Each line of the data that includes the string "tracks" is to be copied out.

> Entries from a dataset:
— start —

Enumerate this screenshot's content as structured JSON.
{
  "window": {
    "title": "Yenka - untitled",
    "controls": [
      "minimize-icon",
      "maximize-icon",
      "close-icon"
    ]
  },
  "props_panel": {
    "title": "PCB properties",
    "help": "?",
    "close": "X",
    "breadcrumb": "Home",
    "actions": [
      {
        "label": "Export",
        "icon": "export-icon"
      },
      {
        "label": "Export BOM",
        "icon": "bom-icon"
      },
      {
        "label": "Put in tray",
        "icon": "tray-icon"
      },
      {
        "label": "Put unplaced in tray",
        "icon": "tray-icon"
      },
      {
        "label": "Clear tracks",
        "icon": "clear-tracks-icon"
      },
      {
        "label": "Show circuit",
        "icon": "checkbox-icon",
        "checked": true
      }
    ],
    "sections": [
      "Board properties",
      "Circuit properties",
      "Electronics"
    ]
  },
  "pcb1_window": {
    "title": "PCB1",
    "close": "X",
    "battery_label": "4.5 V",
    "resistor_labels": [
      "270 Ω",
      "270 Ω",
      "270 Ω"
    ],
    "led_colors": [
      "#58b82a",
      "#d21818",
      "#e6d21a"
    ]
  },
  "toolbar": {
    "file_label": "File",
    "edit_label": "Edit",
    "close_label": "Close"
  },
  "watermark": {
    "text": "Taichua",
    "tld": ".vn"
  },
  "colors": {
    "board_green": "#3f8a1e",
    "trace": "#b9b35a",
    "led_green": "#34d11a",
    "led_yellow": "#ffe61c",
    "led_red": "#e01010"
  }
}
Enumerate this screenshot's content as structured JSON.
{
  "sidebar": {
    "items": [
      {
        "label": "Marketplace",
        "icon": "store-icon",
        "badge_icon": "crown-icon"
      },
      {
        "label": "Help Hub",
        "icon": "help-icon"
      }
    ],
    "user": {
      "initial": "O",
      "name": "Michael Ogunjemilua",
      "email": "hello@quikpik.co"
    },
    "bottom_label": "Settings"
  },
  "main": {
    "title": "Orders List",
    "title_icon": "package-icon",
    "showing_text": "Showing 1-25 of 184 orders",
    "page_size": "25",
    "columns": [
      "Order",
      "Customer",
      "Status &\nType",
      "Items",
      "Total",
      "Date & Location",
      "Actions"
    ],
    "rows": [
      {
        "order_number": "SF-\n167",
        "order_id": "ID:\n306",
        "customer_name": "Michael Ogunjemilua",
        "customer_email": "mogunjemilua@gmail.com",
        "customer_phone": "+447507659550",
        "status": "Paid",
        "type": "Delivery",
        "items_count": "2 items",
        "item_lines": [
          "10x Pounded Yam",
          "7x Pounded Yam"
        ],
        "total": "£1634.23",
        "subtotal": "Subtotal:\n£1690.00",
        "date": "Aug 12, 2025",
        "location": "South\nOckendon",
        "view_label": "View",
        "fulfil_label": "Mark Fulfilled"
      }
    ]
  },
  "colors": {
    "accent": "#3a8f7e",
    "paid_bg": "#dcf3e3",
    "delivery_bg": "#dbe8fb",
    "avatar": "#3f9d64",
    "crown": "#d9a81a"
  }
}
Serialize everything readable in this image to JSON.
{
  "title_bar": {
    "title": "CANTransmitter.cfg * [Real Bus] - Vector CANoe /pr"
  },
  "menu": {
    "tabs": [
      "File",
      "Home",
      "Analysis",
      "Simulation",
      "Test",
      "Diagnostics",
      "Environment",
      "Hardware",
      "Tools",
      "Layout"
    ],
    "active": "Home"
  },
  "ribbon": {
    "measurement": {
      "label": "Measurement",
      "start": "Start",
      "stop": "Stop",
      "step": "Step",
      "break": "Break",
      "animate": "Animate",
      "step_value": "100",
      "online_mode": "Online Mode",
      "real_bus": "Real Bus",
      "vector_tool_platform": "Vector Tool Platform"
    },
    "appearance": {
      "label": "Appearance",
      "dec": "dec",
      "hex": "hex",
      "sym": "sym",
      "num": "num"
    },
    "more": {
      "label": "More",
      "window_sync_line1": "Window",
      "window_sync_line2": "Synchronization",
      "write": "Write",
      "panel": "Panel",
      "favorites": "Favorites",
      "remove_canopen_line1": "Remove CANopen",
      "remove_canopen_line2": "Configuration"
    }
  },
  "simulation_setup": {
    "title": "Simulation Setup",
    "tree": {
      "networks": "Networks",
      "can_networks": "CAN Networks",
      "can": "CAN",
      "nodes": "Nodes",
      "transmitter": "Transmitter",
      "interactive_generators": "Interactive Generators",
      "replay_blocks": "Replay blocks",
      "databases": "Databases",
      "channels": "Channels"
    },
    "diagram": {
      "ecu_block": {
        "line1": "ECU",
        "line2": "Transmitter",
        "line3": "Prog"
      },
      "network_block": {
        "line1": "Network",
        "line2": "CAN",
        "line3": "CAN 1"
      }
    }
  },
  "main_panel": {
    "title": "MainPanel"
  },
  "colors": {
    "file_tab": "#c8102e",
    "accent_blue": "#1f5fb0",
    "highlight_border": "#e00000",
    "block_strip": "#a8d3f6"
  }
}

— end —

> Finished answer:
        "label": "Clear tracks",
        "icon": "clear-tracks-icon"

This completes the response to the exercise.